▸ **Record set**
----

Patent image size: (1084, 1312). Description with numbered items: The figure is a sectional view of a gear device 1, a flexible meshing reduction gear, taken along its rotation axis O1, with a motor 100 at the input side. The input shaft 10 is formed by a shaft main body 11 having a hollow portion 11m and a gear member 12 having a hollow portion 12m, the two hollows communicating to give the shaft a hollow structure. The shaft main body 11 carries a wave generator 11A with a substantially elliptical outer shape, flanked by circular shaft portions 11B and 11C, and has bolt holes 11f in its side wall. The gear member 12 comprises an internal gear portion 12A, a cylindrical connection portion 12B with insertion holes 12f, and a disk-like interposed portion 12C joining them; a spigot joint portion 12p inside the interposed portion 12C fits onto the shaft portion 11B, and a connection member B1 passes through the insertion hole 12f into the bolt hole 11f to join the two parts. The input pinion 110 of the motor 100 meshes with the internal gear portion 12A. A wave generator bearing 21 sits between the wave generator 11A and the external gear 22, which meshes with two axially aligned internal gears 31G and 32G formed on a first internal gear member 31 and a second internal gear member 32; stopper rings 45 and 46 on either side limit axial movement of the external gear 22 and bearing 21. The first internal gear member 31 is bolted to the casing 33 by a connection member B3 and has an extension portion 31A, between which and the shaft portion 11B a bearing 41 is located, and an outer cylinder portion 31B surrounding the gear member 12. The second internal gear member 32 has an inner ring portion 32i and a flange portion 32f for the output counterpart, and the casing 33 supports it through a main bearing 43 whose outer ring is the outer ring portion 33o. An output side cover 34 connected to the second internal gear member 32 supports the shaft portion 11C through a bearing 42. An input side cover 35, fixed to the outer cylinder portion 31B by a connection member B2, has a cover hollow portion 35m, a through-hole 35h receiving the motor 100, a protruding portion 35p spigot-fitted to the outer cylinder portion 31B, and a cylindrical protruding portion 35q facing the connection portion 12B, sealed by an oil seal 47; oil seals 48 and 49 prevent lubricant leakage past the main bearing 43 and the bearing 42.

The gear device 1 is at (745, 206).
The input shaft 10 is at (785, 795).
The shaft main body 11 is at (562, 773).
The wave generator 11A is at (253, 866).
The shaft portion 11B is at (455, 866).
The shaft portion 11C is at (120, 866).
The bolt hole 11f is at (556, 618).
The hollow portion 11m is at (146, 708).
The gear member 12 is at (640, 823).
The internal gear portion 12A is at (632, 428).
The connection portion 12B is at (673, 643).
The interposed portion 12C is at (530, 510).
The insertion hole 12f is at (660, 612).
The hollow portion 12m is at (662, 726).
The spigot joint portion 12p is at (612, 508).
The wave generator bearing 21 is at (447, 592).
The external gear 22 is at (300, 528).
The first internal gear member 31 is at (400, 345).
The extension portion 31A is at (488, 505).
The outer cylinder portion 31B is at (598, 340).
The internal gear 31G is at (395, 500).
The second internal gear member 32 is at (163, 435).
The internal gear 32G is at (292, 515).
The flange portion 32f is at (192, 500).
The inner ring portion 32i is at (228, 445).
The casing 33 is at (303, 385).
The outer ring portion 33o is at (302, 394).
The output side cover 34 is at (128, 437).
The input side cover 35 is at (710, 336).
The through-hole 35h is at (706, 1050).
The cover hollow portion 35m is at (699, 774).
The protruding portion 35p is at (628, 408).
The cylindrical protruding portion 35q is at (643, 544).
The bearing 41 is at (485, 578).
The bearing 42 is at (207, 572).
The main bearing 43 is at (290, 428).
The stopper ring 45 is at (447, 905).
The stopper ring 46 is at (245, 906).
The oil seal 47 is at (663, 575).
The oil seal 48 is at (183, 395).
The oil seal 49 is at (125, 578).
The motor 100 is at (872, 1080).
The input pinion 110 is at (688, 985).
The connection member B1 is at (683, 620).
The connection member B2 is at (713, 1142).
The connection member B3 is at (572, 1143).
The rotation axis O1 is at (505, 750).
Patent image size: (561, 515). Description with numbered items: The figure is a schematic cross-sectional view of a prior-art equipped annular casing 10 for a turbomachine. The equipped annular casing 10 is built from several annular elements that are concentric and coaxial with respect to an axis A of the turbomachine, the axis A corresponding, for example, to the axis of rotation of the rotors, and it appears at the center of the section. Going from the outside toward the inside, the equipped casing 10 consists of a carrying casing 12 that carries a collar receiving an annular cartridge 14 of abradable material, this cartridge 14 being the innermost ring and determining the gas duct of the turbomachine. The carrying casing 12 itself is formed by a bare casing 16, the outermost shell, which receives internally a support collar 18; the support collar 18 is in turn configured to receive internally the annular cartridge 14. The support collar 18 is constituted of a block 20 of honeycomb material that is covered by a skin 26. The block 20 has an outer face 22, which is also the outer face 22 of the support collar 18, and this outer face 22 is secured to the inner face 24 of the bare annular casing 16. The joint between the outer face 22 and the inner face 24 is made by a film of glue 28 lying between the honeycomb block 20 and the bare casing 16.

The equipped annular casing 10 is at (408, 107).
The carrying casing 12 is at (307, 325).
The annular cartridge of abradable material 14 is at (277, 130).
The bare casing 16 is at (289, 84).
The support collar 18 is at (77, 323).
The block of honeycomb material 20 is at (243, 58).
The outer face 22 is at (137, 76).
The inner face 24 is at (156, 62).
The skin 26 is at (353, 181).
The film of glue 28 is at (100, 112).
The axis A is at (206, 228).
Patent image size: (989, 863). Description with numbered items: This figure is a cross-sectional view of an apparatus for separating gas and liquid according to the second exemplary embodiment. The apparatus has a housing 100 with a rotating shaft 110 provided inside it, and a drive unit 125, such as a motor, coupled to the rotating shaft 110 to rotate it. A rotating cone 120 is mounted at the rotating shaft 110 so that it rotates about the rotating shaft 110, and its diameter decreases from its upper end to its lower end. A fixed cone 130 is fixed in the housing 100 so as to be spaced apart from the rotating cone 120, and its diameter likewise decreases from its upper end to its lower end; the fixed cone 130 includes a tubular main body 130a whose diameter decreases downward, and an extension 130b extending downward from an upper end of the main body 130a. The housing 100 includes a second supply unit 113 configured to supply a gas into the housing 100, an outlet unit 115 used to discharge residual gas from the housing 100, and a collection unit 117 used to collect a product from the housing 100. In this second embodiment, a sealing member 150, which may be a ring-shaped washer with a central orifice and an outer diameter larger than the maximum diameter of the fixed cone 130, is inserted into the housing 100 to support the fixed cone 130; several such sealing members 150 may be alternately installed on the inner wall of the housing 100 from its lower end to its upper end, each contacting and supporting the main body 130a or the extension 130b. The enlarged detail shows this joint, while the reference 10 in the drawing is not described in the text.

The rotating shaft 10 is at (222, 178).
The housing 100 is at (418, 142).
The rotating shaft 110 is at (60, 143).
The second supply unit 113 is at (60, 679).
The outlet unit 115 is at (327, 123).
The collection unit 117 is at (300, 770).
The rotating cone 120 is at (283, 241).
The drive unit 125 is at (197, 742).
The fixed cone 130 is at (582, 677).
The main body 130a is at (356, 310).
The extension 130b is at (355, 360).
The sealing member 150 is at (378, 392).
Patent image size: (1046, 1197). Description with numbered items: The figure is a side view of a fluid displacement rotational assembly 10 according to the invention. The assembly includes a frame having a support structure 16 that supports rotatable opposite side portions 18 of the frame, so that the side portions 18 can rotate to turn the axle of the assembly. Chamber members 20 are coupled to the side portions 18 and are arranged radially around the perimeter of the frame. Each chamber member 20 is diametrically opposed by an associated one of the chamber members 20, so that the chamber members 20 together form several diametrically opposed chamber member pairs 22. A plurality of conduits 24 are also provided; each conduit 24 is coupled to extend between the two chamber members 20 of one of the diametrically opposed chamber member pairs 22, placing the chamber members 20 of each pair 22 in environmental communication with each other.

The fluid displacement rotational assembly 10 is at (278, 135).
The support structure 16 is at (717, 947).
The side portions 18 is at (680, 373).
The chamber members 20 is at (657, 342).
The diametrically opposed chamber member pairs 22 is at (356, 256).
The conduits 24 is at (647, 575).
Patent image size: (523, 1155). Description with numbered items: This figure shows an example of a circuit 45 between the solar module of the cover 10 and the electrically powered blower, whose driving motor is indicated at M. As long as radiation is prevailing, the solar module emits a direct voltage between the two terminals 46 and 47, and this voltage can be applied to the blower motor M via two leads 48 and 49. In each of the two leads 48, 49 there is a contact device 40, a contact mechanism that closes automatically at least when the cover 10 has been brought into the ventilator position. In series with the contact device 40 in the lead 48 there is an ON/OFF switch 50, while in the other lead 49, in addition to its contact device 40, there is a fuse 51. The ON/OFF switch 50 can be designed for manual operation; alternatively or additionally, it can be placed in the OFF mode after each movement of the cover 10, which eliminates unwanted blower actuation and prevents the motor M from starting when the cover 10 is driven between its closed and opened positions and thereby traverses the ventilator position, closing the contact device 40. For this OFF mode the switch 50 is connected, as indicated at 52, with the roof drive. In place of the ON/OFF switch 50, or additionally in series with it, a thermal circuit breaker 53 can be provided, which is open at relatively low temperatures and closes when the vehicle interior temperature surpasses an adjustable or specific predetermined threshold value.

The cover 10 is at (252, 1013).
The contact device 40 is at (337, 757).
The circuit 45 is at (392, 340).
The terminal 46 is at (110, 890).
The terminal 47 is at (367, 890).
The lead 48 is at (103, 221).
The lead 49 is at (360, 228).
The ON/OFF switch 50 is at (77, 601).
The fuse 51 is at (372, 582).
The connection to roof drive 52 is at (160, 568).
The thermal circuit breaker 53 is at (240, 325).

----

▸ **Exercise objective**
Please repeat the lines starting with the line with "Patent image size: (561, 515)." and going on through the line with "The equipped annular casing 10 is at", renaming "turbomachine" as "gas turbine engine" and keeping everything else unchanged.

▸ **Correct output**
Patent image size: (561, 515). Description with numbered items: The figure is a schematic cross-sectional view of a prior-art equipped annular casing 10 for a gas turbine engine. The equipped annular casing 10 is built from several annular elements that are concentric and coaxial with respect to an axis A of the gas turbine engine, the axis A corresponding, for example, to the axis of rotation of the rotors, and it appears at the center of the section. Going from the outside toward the inside, the equipped casing 10 consists of a carrying casing 12 that carries a collar receiving an annular cartridge 14 of abradable material, this cartridge 14 being the innermost ring and determining the gas duct of the gas turbine engine. The carrying casing 12 itself is formed by a bare casing 16, the outermost shell, which receives internally a support collar 18; the support collar 18 is in turn configured to receive internally the annular cartridge 14. The support collar 18 is constituted of a block 20 of honeycomb material that is covered by a skin 26. The block 20 has an outer face 22, which is also the outer face 22 of the support collar 18, and this outer face 22 is secured to the inner face 24 of the bare annular casing 16. The joint between the outer face 22 and the inner face 24 is made by a film of glue 28 lying between the honeycomb block 20 and the bare casing 16.

The equipped annular casing 10 is at (408, 107).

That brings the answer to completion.